THE EXERCISE:
Extend the passage on biblical teaching about labor, investment, and stewardship, picking up right after its final sentence.

EXCERPTED PASSAGE:
Second, throughout the scriptures, buying and selling are presented as acceptable means of labor. Nowhere is this more evident than in the parable of the talents as recorded in Matthew 25. In verse 27, the lord scolds the one talent man for being wicked and lazy and offers this admonition: "Thou oughtest therefore to have put my money to the exchangers, and then at my coming I should have received mine own with usury." It is obvious this means the servant could have pleased his master by investing the talent (money) thereby gaining interest ("usury" in the KJV). Incidentally, depositing one's money into a bank is virtually the same as investing in stock, since banks make investments in the market and prosper in this way. That is precisely how such institutions are able to pay interest for checking and savings accounts, certificates of deposit, etc.

We must also point out here that one may be involved in legitimate labor and receive the reward he deserves for that labor, but be displeasing to God. The rich man in Luke 12 was one who through honest labor had great increase from his fields, but he was "not rich toward God" (Luke 12:21). One must always keep in mind the fact that he is a steward of God's property, and is responsible for those less fortunate than he.

DATA:
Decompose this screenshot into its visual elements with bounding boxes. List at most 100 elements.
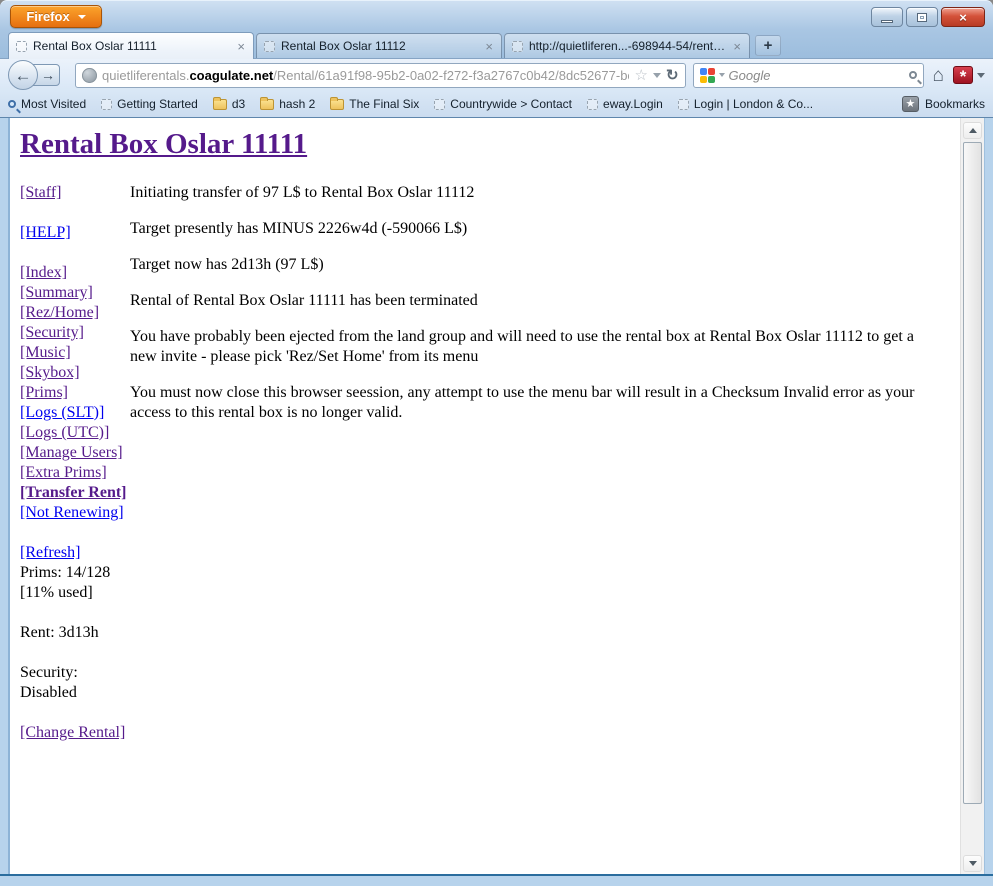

EXERCISE OUTPUT:
Third, although investing in stock contains an element of risk, it does not fit the above definition of gambling, "risk" being only a part of that definition. When one invests in stock, his desire is to see that particular company grow and prosper so that both it and he will gain. To put it in colloquial terms, when a stock does well, it is a win/win situation -- both for the company and for the investor. In stark contrast to this, gambling requires others to lose for one to prosper. The motive behind the "Friday night poker game," for example, is to go home with everyone else's paycheck, or at least a sizable portion of them. Try to match this attitude up with the "golden rule" of Matthew 7:12! Here Jesus says, "Therefore all things whatsoever ye would that men should do to you, do ye even so to them: for this is the law and the prophets." One shudders to think of the countless families that suffer due to the loss of income by those who would gamble away their hard-earned wages, or of those who may take someone else's hard-earned wages by trickery and cause another's family to suffer. Either way, greed takes bread away from the mouths of deserving children.

In recent years, there has been an effort by the proponents of gambling to normalize this immoral activity. However, changing the terminology does nothing more than put a smiling mask over a wicked practice. By calling gambling, "gaming", and a gambling casino a "resort" or "park", worldly people attempt to deceive others into thinking such a place is a wholesome, family-oriented establishment. The Scriptures are not silent on this subject either.

"Woe unto them that call evil good, and good evil; that put darkness for light, and light for darkness; that put bitter for sweet, and sweet for bitter! Woe unto them that are wise in their own eyes, and prudent in their own sight! Woe unto them that are mighty to drink wine, and men of strength to mingle strong drink: Which justify the wicked for reward, and take away the righteousness of the righteous from him! Therefore as the fire devoureth the stubble, and the flame consumeth the chaff, so their root shall be as rottenness, and their blossom shall go up as dust: because they have cast away the law of the LORD of hosts, and despised the word of the Holy One of Israel" (Isaiah 5:20-24)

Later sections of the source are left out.